Input data:
----
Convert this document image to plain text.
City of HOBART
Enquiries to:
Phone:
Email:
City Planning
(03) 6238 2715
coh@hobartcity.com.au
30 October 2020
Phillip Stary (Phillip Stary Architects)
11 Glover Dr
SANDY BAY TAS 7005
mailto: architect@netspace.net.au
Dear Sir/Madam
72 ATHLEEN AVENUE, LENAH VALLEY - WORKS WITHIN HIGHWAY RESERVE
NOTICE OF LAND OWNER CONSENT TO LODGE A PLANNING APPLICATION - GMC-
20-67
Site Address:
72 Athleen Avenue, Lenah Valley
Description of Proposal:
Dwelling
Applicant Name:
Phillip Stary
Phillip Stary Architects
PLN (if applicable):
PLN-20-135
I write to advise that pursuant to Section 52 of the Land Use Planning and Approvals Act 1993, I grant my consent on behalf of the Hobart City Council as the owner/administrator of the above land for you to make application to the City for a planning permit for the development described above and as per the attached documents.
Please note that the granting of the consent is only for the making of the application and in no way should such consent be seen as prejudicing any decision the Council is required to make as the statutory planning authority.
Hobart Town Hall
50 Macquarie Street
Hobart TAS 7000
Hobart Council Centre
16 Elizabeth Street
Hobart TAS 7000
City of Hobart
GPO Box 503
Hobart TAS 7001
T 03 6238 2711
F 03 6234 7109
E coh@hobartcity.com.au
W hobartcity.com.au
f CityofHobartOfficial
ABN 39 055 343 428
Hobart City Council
----
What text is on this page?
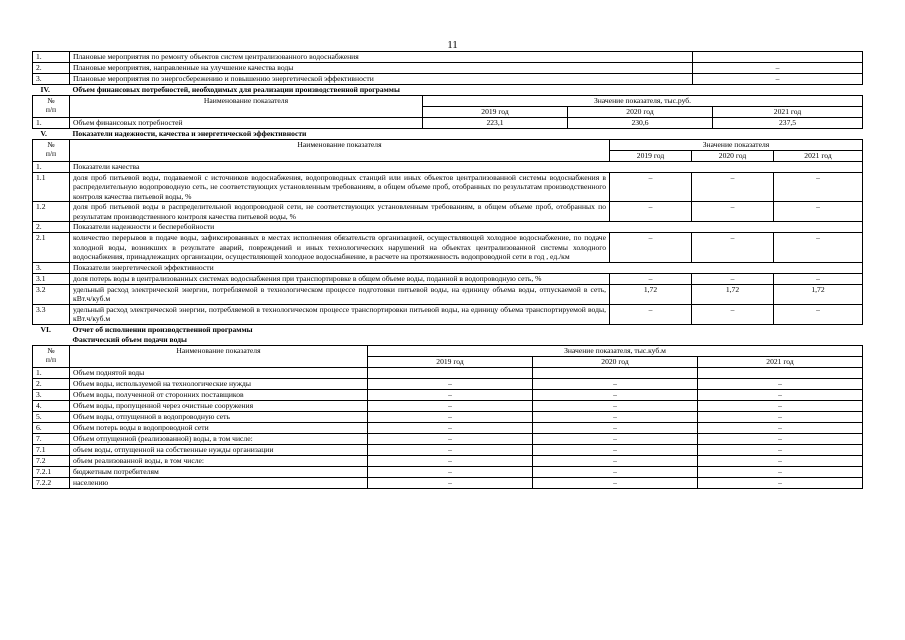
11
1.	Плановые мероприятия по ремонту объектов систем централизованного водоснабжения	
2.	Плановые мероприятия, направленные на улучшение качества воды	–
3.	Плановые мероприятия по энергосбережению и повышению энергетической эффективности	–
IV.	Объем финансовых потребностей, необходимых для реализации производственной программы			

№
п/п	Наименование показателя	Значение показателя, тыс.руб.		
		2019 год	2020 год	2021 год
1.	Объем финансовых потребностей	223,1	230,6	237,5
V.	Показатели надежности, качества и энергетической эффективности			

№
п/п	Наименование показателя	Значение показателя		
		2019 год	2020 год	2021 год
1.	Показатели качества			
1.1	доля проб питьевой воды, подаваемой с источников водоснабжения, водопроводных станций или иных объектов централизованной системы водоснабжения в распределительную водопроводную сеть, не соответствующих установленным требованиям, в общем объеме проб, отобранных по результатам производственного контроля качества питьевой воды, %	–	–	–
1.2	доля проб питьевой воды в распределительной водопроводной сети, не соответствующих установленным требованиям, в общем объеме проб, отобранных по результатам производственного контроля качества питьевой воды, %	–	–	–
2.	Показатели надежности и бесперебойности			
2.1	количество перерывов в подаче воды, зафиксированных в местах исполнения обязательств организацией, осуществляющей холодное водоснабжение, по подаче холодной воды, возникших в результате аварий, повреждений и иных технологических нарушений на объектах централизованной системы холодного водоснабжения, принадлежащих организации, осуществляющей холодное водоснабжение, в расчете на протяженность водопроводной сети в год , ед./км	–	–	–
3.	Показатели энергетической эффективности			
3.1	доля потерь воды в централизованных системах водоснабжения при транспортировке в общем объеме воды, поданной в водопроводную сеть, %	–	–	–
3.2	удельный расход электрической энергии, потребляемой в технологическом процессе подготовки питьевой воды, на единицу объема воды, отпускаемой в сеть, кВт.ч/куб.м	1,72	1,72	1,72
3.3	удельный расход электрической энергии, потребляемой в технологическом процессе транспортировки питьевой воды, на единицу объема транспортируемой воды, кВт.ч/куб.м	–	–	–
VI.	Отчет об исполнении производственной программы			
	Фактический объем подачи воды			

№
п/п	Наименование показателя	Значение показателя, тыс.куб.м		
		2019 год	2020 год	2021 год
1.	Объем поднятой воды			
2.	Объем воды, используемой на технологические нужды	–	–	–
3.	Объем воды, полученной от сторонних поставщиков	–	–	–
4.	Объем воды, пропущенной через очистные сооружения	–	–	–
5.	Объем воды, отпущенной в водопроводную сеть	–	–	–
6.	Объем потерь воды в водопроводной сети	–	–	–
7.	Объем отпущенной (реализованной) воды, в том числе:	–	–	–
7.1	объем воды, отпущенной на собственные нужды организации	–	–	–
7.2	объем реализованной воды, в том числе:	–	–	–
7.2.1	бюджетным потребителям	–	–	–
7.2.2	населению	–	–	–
----
Task goal: Scan the material above. Copy each line where "производственной" occurs.

Answer for the task:
IV.	Объем финансовых потребностей, необходимых для реализации производственной программы			
VI.	Отчет об исполнении производственной программы			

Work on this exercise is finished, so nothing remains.